● **The problem**: Return each line of the listing that contains the string "Workers".

-- Start Entries --

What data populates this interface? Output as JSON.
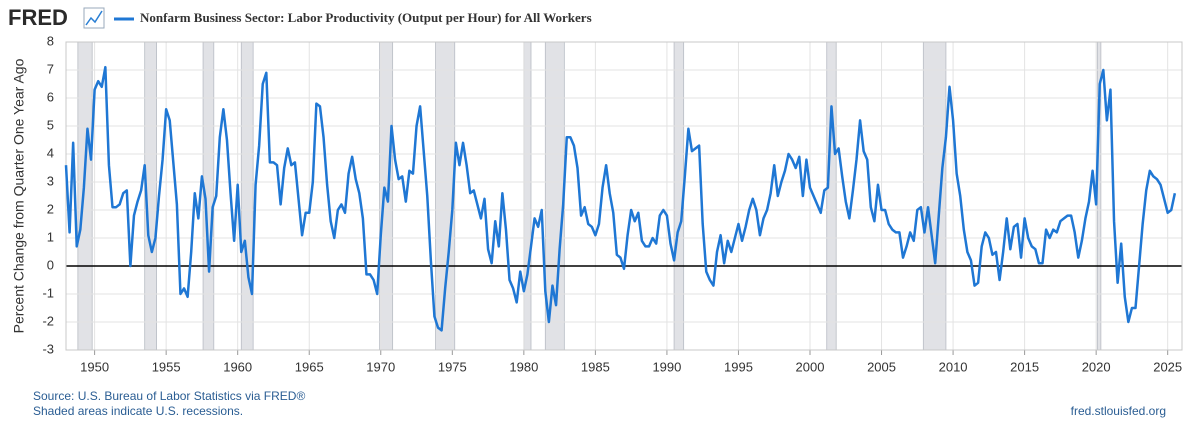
{
  "chart_data": {
    "type": "line",
    "logo": "FRED",
    "title": "Nonfarm Business Sector: Labor Productivity (Output per Hour) for All Workers",
    "ylabel": "Percent Change from Quarter One Year Ago",
    "source": "Source: U.S. Bureau of Labor Statistics via FRED®",
    "note": "Shaded areas indicate U.S. recessions.",
    "url": "fred.stlouisfed.org",
    "xlim": [
      1948,
      2026
    ],
    "xticks": [
      1950,
      1955,
      1960,
      1965,
      1970,
      1975,
      1980,
      1985,
      1990,
      1995,
      2000,
      2005,
      2010,
      2015,
      2020,
      2025
    ],
    "ylim": [
      -3,
      8
    ],
    "yticks": [
      -3,
      -2,
      -1,
      0,
      1,
      2,
      3,
      4,
      5,
      6,
      7,
      8
    ],
    "grid": true,
    "recession_color": "#e1e2e6",
    "recessions": [
      [
        1948.83,
        1949.83
      ],
      [
        1953.5,
        1954.33
      ],
      [
        1957.58,
        1958.33
      ],
      [
        1960.25,
        1961.08
      ],
      [
        1969.92,
        1970.83
      ],
      [
        1973.83,
        1975.17
      ],
      [
        1980.0,
        1980.5
      ],
      [
        1981.5,
        1982.83
      ],
      [
        1990.5,
        1991.17
      ],
      [
        2001.17,
        2001.83
      ],
      [
        2007.92,
        2009.5
      ],
      [
        2020.08,
        2020.33
      ]
    ],
    "x": [
      1948,
      1948.25,
      1948.5,
      1948.75,
      1949,
      1949.25,
      1949.5,
      1949.75,
      1950,
      1950.25,
      1950.5,
      1950.75,
      1951,
      1951.25,
      1951.5,
      1951.75,
      1952,
      1952.25,
      1952.5,
      1952.75,
      1953,
      1953.25,
      1953.5,
      1953.75,
      1954,
      1954.25,
      1954.5,
      1954.75,
      1955,
      1955.25,
      1955.5,
      1955.75,
      1956,
      1956.25,
      1956.5,
      1956.75,
      1957,
      1957.25,
      1957.5,
      1957.75,
      1958,
      1958.25,
      1958.5,
      1958.75,
      1959,
      1959.25,
      1959.5,
      1959.75,
      1960,
      1960.25,
      1960.5,
      1960.75,
      1961,
      1961.25,
      1961.5,
      1961.75,
      1962,
      1962.25,
      1962.5,
      1962.75,
      1963,
      1963.25,
      1963.5,
      1963.75,
      1964,
      1964.25,
      1964.5,
      1964.75,
      1965,
      1965.25,
      1965.5,
      1965.75,
      1966,
      1966.25,
      1966.5,
      1966.75,
      1967,
      1967.25,
      1967.5,
      1967.75,
      1968,
      1968.25,
      1968.5,
      1968.75,
      1969,
      1969.25,
      1969.5,
      1969.75,
      1970,
      1970.25,
      1970.5,
      1970.75,
      1971,
      1971.25,
      1971.5,
      1971.75,
      1972,
      1972.25,
      1972.5,
      1972.75,
      1973,
      1973.25,
      1973.5,
      1973.75,
      1974,
      1974.25,
      1974.5,
      1974.75,
      1975,
      1975.25,
      1975.5,
      1975.75,
      1976,
      1976.25,
      1976.5,
      1976.75,
      1977,
      1977.25,
      1977.5,
      1977.75,
      1978,
      1978.25,
      1978.5,
      1978.75,
      1979,
      1979.25,
      1979.5,
      1979.75,
      1980,
      1980.25,
      1980.5,
      1980.75,
      1981,
      1981.25,
      1981.5,
      1981.75,
      1982,
      1982.25,
      1982.5,
      1982.75,
      1983,
      1983.25,
      1983.5,
      1983.75,
      1984,
      1984.25,
      1984.5,
      1984.75,
      1985,
      1985.25,
      1985.5,
      1985.75,
      1986,
      1986.25,
      1986.5,
      1986.75,
      1987,
      1987.25,
      1987.5,
      1987.75,
      1988,
      1988.25,
      1988.5,
      1988.75,
      1989,
      1989.25,
      1989.5,
      1989.75,
      1990,
      1990.25,
      1990.5,
      1990.75,
      1991,
      1991.25,
      1991.5,
      1991.75,
      1992,
      1992.25,
      1992.5,
      1992.75,
      1993,
      1993.25,
      1993.5,
      1993.75,
      1994,
      1994.25,
      1994.5,
      1994.75,
      1995,
      1995.25,
      1995.5,
      1995.75,
      1996,
      1996.25,
      1996.5,
      1996.75,
      1997,
      1997.25,
      1997.5,
      1997.75,
      1998,
      1998.25,
      1998.5,
      1998.75,
      1999,
      1999.25,
      1999.5,
      1999.75,
      2000,
      2000.25,
      2000.5,
      2000.75,
      2001,
      2001.25,
      2001.5,
      2001.75,
      2002,
      2002.25,
      2002.5,
      2002.75,
      2003,
      2003.25,
      2003.5,
      2003.75,
      2004,
      2004.25,
      2004.5,
      2004.75,
      2005,
      2005.25,
      2005.5,
      2005.75,
      2006,
      2006.25,
      2006.5,
      2006.75,
      2007,
      2007.25,
      2007.5,
      2007.75,
      2008,
      2008.25,
      2008.5,
      2008.75,
      2009,
      2009.25,
      2009.5,
      2009.75,
      2010,
      2010.25,
      2010.5,
      2010.75,
      2011,
      2011.25,
      2011.5,
      2011.75,
      2012,
      2012.25,
      2012.5,
      2012.75,
      2013,
      2013.25,
      2013.5,
      2013.75,
      2014,
      2014.25,
      2014.5,
      2014.75,
      2015,
      2015.25,
      2015.5,
      2015.75,
      2016,
      2016.25,
      2016.5,
      2016.75,
      2017,
      2017.25,
      2017.5,
      2017.75,
      2018,
      2018.25,
      2018.5,
      2018.75,
      2019,
      2019.25,
      2019.5,
      2019.75,
      2020,
      2020.25,
      2020.5,
      2020.75,
      2021,
      2021.25,
      2021.5,
      2021.75,
      2022,
      2022.25,
      2022.5,
      2022.75,
      2023,
      2023.25,
      2023.5,
      2023.75,
      2024,
      2024.25,
      2024.5,
      2024.75,
      2025,
      2025.25,
      2025.5
    ],
    "series": [
      {
        "name": "Nonfarm Business Sector: Labor Productivity (Output per Hour) for All Workers",
        "color": "#1f77d4",
        "values": [
          3.6,
          1.2,
          4.4,
          0.7,
          1.3,
          2.8,
          4.9,
          3.8,
          6.3,
          6.6,
          6.4,
          7.1,
          3.6,
          2.1,
          2.1,
          2.2,
          2.6,
          2.7,
          0.0,
          1.8,
          2.3,
          2.7,
          3.6,
          1.1,
          0.5,
          1.0,
          2.5,
          3.8,
          5.6,
          5.2,
          3.7,
          2.2,
          -1.0,
          -0.8,
          -1.1,
          0.5,
          2.6,
          1.7,
          3.2,
          2.4,
          -0.2,
          2.1,
          2.5,
          4.6,
          5.6,
          4.5,
          2.6,
          0.9,
          2.9,
          0.5,
          0.9,
          -0.4,
          -1.0,
          2.9,
          4.3,
          6.5,
          6.9,
          3.7,
          3.7,
          3.6,
          2.2,
          3.5,
          4.2,
          3.6,
          3.7,
          2.4,
          1.1,
          1.9,
          1.9,
          3.0,
          5.8,
          5.7,
          4.6,
          2.9,
          1.6,
          1.0,
          2.0,
          2.2,
          1.9,
          3.3,
          3.9,
          3.1,
          2.6,
          1.7,
          -0.3,
          -0.3,
          -0.5,
          -1.0,
          1.1,
          2.8,
          2.3,
          5.0,
          3.8,
          3.1,
          3.2,
          2.3,
          3.4,
          3.3,
          5.0,
          5.7,
          4.1,
          2.5,
          0.2,
          -1.8,
          -2.2,
          -2.3,
          -0.8,
          0.5,
          2.0,
          4.4,
          3.6,
          4.4,
          3.6,
          2.6,
          2.7,
          2.2,
          1.7,
          2.4,
          0.6,
          0.1,
          1.6,
          0.7,
          2.6,
          1.3,
          -0.5,
          -0.8,
          -1.3,
          -0.2,
          -0.9,
          -0.3,
          0.7,
          1.7,
          1.4,
          2.0,
          -0.9,
          -2.0,
          -0.7,
          -1.4,
          0.6,
          2.2,
          4.6,
          4.6,
          4.3,
          3.5,
          1.8,
          2.1,
          1.5,
          1.4,
          1.1,
          1.5,
          2.8,
          3.6,
          2.6,
          1.9,
          0.4,
          0.3,
          -0.1,
          1.1,
          2.0,
          1.6,
          1.9,
          0.9,
          0.7,
          0.7,
          1.0,
          0.8,
          1.8,
          2.0,
          1.8,
          0.8,
          0.2,
          1.2,
          1.6,
          3.2,
          4.9,
          4.1,
          4.2,
          4.3,
          1.5,
          -0.2,
          -0.5,
          -0.7,
          0.5,
          1.1,
          0.1,
          0.9,
          0.5,
          1.0,
          1.5,
          0.9,
          1.4,
          2.0,
          2.4,
          2.0,
          1.1,
          1.7,
          2.0,
          2.6,
          3.6,
          2.5,
          3.0,
          3.4,
          4.0,
          3.8,
          3.5,
          3.9,
          2.5,
          3.8,
          2.8,
          2.5,
          2.2,
          1.9,
          2.7,
          2.8,
          5.7,
          4.0,
          4.2,
          3.2,
          2.3,
          1.7,
          2.7,
          3.8,
          5.2,
          4.1,
          3.8,
          2.1,
          1.6,
          2.9,
          2.0,
          2.0,
          1.5,
          1.3,
          1.2,
          1.2,
          0.3,
          0.7,
          1.2,
          0.9,
          2.0,
          2.1,
          1.2,
          2.1,
          1.1,
          0.1,
          1.8,
          3.5,
          4.6,
          6.4,
          5.2,
          3.3,
          2.5,
          1.3,
          0.5,
          0.2,
          -0.7,
          -0.6,
          0.7,
          1.2,
          1.0,
          0.4,
          0.5,
          -0.5,
          0.5,
          1.7,
          0.6,
          1.4,
          1.5,
          0.3,
          1.7,
          1.0,
          0.7,
          0.6,
          0.1,
          0.1,
          1.3,
          1.0,
          1.3,
          1.2,
          1.6,
          1.7,
          1.8,
          1.8,
          1.2,
          0.3,
          0.9,
          1.7,
          2.3,
          3.4,
          2.2,
          6.5,
          7.0,
          5.2,
          6.3,
          1.6,
          -0.6,
          0.8,
          -1.1,
          -2.0,
          -1.5,
          -1.5,
          0.0,
          1.5,
          2.7,
          3.4,
          3.2,
          3.1,
          2.9,
          2.4,
          1.9,
          2.0,
          2.6
        ]
      }
    ]
  }
}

-- End Entries --

● **Exercise response**:
    "title": "Nonfarm Business Sector: Labor Productivity (Output per Hour) for All Workers",
        "name": "Nonfarm Business Sector: Labor Productivity (Output per Hour) for All Workers",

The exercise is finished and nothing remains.